#### REQUIRED WORK
Would you retype, word for word, the line with "Read this page and output its text content." and every line after it through the end of the records below?
»»
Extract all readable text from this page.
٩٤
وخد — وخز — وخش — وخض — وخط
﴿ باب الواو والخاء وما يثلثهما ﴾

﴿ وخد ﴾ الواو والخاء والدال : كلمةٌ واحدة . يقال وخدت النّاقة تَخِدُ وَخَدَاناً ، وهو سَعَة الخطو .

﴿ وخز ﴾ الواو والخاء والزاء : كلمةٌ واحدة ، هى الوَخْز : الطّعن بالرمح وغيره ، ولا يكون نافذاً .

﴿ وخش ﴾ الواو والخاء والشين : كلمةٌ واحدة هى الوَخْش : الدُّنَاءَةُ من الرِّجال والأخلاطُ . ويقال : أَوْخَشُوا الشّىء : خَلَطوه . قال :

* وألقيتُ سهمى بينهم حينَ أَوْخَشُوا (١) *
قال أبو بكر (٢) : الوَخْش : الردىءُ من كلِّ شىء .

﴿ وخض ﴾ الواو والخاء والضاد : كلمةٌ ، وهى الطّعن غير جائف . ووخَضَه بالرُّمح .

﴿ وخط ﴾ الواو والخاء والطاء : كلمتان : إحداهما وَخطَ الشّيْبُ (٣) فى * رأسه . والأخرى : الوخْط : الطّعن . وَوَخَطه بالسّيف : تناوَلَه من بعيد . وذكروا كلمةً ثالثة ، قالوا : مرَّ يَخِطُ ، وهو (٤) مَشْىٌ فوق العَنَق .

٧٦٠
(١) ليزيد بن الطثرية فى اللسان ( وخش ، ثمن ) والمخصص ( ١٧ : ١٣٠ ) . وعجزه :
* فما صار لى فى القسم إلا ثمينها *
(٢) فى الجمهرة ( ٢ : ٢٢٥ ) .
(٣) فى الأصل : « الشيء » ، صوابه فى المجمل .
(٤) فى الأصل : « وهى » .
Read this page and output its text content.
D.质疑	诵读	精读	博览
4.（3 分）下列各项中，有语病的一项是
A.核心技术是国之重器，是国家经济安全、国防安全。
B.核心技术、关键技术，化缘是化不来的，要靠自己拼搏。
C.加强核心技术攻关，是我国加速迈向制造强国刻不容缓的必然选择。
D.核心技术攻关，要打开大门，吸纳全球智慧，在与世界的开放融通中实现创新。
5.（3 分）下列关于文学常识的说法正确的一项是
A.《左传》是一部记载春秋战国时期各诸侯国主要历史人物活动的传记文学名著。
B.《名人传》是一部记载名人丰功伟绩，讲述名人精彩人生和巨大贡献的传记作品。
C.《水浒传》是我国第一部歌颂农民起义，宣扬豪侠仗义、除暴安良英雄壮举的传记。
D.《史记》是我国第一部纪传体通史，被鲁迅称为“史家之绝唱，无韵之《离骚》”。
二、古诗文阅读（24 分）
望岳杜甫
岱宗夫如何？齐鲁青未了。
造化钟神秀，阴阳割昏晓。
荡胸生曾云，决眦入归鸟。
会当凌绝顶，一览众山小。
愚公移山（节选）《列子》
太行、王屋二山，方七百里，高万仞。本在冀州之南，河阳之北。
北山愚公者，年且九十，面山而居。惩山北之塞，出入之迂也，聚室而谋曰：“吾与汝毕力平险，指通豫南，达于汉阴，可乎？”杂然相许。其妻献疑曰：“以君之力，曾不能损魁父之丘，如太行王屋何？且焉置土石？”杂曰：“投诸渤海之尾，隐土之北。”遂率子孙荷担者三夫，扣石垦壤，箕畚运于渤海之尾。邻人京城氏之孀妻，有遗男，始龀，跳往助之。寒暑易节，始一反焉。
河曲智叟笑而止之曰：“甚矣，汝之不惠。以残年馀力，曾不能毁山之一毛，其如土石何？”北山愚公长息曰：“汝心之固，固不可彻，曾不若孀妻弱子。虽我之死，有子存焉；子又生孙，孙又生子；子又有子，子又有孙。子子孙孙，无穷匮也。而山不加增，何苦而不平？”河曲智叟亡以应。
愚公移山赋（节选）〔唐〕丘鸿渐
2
««
#### CORRECT RESULT
Read this page and output its text content.
D.质疑	诵读	精读	博览
4.（3 分）下列各项中，有语病的一项是
A.核心技术是国之重器，是国家经济安全、国防安全。
B.核心技术、关键技术，化缘是化不来的，要靠自己拼搏。
C.加强核心技术攻关，是我国加速迈向制造强国刻不容缓的必然选择。
D.核心技术攻关，要打开大门，吸纳全球智慧，在与世界的开放融通中实现创新。
5.（3 分）下列关于文学常识的说法正确的一项是
A.《左传》是一部记载春秋战国时期各诸侯国主要历史人物活动的传记文学名著。
B.《名人传》是一部记载名人丰功伟绩，讲述名人精彩人生和巨大贡献的传记作品。
C.《水浒传》是我国第一部歌颂农民起义，宣扬豪侠仗义、除暴安良英雄壮举的传记。
D.《史记》是我国第一部纪传体通史，被鲁迅称为“史家之绝唱，无韵之《离骚》”。
二、古诗文阅读（24 分）
望岳杜甫
岱宗夫如何？齐鲁青未了。
造化钟神秀，阴阳割昏晓。
荡胸生曾云，决眦入归鸟。
会当凌绝顶，一览众山小。
愚公移山（节选）《列子》
太行、王屋二山，方七百里，高万仞。本在冀州之南，河阳之北。
北山愚公者，年且九十，面山而居。惩山北之塞，出入之迂也，聚室而谋曰：“吾与汝毕力平险，指通豫南，达于汉阴，可乎？”杂然相许。其妻献疑曰：“以君之力，曾不能损魁父之丘，如太行王屋何？且焉置土石？”杂曰：“投诸渤海之尾，隐土之北。”遂率子孙荷担者三夫，扣石垦壤，箕畚运于渤海之尾。邻人京城氏之孀妻，有遗男，始龀，跳往助之。寒暑易节，始一反焉。
河曲智叟笑而止之曰：“甚矣，汝之不惠。以残年馀力，曾不能毁山之一毛，其如土石何？”北山愚公长息曰：“汝心之固，固不可彻，曾不若孀妻弱子。虽我之死，有子存焉；子又生孙，孙又生子；子又有子，子又有孙。子子孙孙，无穷匮也。而山不加增，何苦而不平？”河曲智叟亡以应。
愚公移山赋（节选）〔唐〕丘鸿渐
2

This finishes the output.